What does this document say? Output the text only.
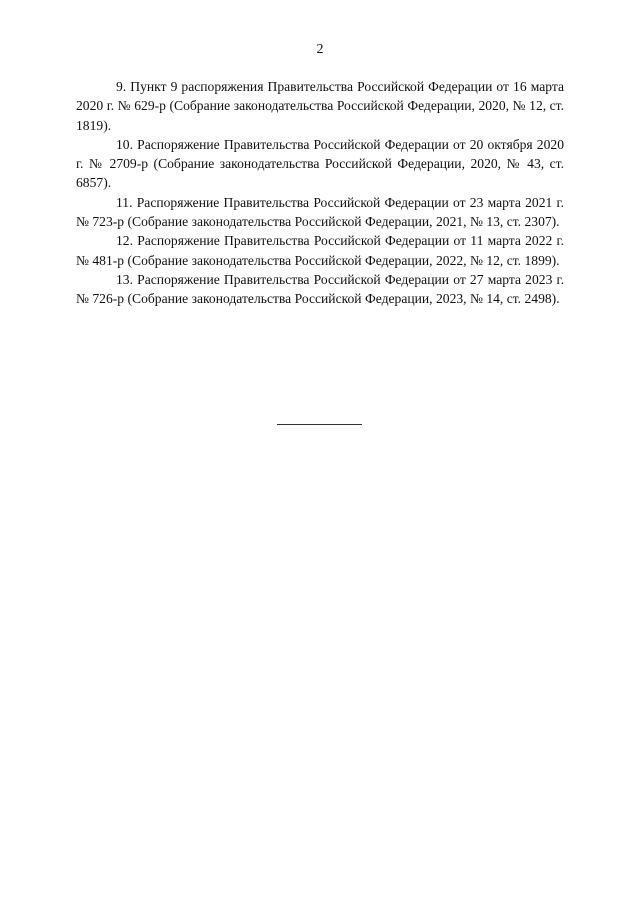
2

9. Пункт 9 распоряжения Правительства Российской Федерации от 16 марта 2020 г. № 629-р (Собрание законодательства Российской Федерации, 2020, № 12, ст. 1819).

10. Распоряжение Правительства Российской Федерации от 20 октября 2020 г. № 2709-р (Собрание законодательства Российской Федерации, 2020, № 43, ст. 6857).

11. Распоряжение Правительства Российской Федерации от 23 марта 2021 г. № 723-р (Собрание законодательства Российской Федерации, 2021, № 13, ст. 2307).

12. Распоряжение Правительства Российской Федерации от 11 марта 2022 г. № 481-р (Собрание законодательства Российской Федерации, 2022, № 12, ст. 1899).

13. Распоряжение Правительства Российской Федерации от 27 марта 2023 г. № 726-р (Собрание законодательства Российской Федерации, 2023, № 14, ст. 2498).
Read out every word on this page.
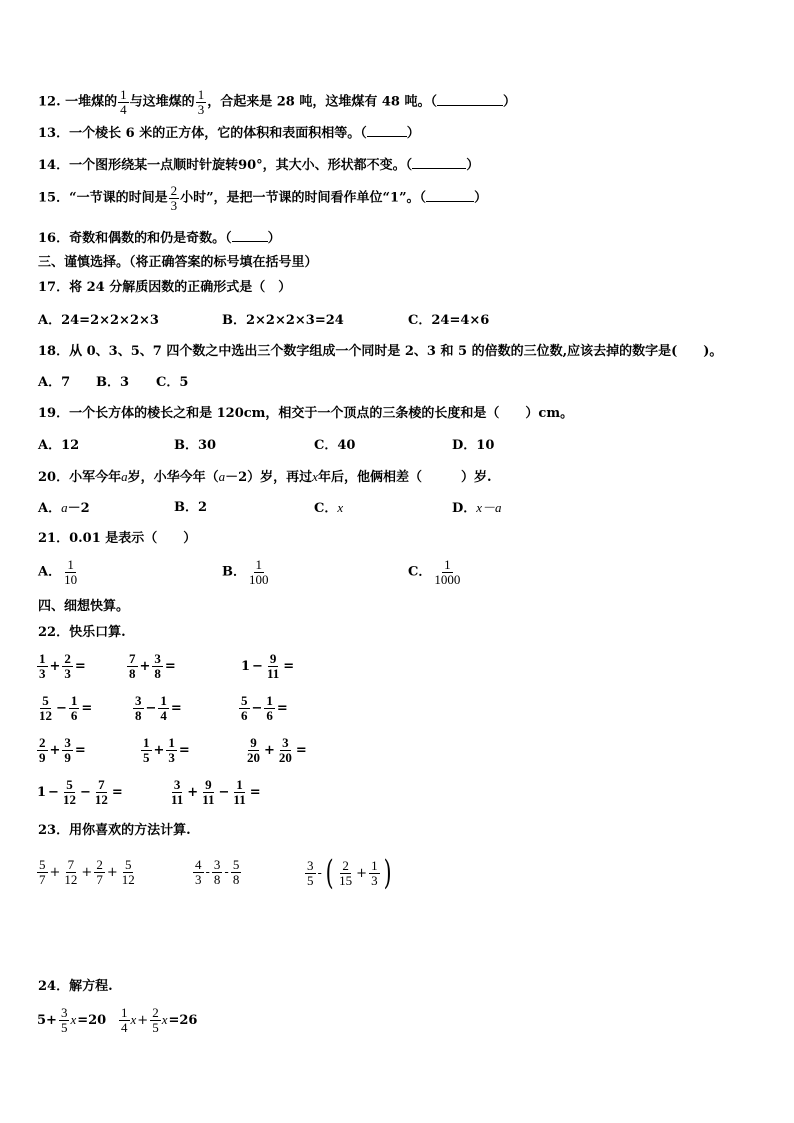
12. 一堆煤的 $\frac{1}{4}$ 与这堆煤的 $\frac{1}{3}$ ，合起来是 28 吨，这堆煤有 48 吨。（	）
13．一个棱长 6 米的正方体，它的体积和表面积相等。（	）
14．一个图形绕某一点顺时针旋转90°，其大小、形状都不变。（	）
15．“一节课的时间是 $\frac{2}{3}$ 小时”，是把一节课的时间看作单位“1”。（	）
16．奇数和偶数的和仍是奇数。（	）
三、谨慎选择。（将正确答案的标号填在括号里）
17．将 24 分解质因数的正确形式是（　）
A．24=2×2×2×3	B．2×2×2×3=24	C．24=4×6
18．从 0、3、5、7 四个数之中选出三个数字组成一个同时是 2、3 和 5 的倍数的三位数,应该去掉的数字是(　　)。
A．7 B．3 C．5
19．一个长方体的棱长之和是 120cm，相交于一个顶点的三条棱的长度和是（　　）cm。
A．12	B．30	C．40	D．10
20．小军今年a岁，小华今年（a－2）岁，再过x年后，他俩相差（　　　）岁.
A．a－2	B．2	C．x	D．x－a
21．0.01 是表示（　　）
A． $\frac{1}{10}$	B． $\frac{1}{100}$	C． $\frac{1}{1000}$
四、细想快算。
22．快乐口算.
$\frac{1}{3} + \frac{2}{3}$ =	$\frac{7}{8} + \frac{3}{8}$ =	$1 - \frac{9}{11}$ =
$\frac{5}{12} - \frac{1}{6}$ =	$\frac{3}{8} - \frac{1}{4}$ =	$\frac{5}{6} - \frac{1}{6}$ =
$\frac{2}{9} + \frac{3}{9}$ =	$\frac{1}{5} + \frac{1}{3}$ =	$\frac{9}{20} + \frac{3}{20}$ =
$1 - \frac{5}{12} - \frac{7}{12}$ =	$\frac{3}{11} + \frac{9}{11} - \frac{1}{11}$ =
23．用你喜欢的方法计算.
$\frac{5}{7} + \frac{7}{12} + \frac{2}{7} + \frac{5}{12}$	$\frac{4}{3} - \frac{3}{8} - \frac{5}{8}$	$\frac{3}{5}$ - ( $\frac{2}{15} + \frac{1}{3}$ )
24．解方程.
$5+ \frac{3}{5}$ $x =20 \frac{1}{4}$ $x + \frac{2}{5}$ x =26
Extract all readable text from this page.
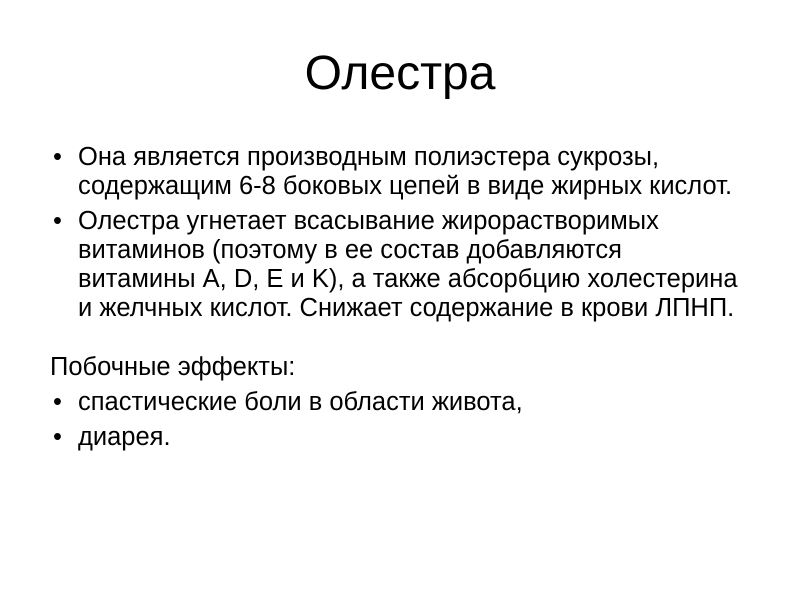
Олестра
• Она является производным полиэстера сукрозы, содержащим 6-8 боковых цепей в виде жирных кислот.
• Олестра угнетает всасывание жирорастворимых витаминов (поэтому в ее состав добавляются витамины А, D, E и K), а также абсорбцию холестерина и желчных кислот. Снижает содержание в крови ЛПНП.
Побочные эффекты:
• спастические боли в области живота,
• диарея.
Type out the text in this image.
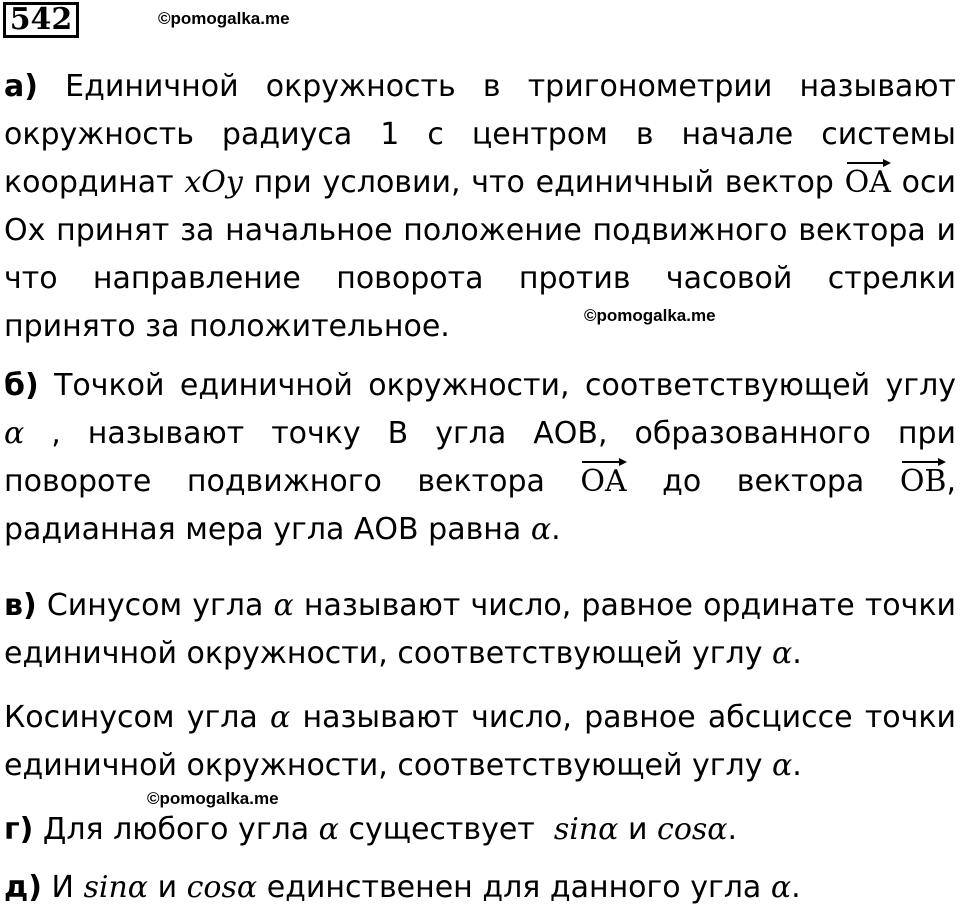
542	©pomogalka.me
©pomogalka.me
©pomogalka.me
а) Единичной окружность в тригонометрии называют окружность радиуса 1 с центром в начале системы координат xOy при условии, что единичный вектор
OA оси Ох принят за начальное положение подвижного вектора и что направление поворота против часовой стрелки принято за положительное.
б) Точкой единичной окружности, соответствующей углу α , называют точку B угла АОВ, образованного при повороте подвижного вектора
OA до вектора
OB, радианная мера угла АОВ равна α.
в) Синусом угла α называют число, равное ординате точки единичной окружности, соответствующей углу α.
Косинусом угла α называют число, равное абсциссе точки единичной окружности, соответствующей углу α.
г) Для любого угла α существует  sinα и cosα.
д) И sinα и cosα единственен для данного угла α.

* * *

# WRITTEN PROBLEM
Search the records above for the string "равное". Copy every line that contains it.

# TASK SOLUTION
в) Синусом угла α называют число, равное ординате точки единичной окружности, соответствующей углу α.
Косинусом угла α называют число, равное абсциссе точки единичной окружности, соответствующей углу α.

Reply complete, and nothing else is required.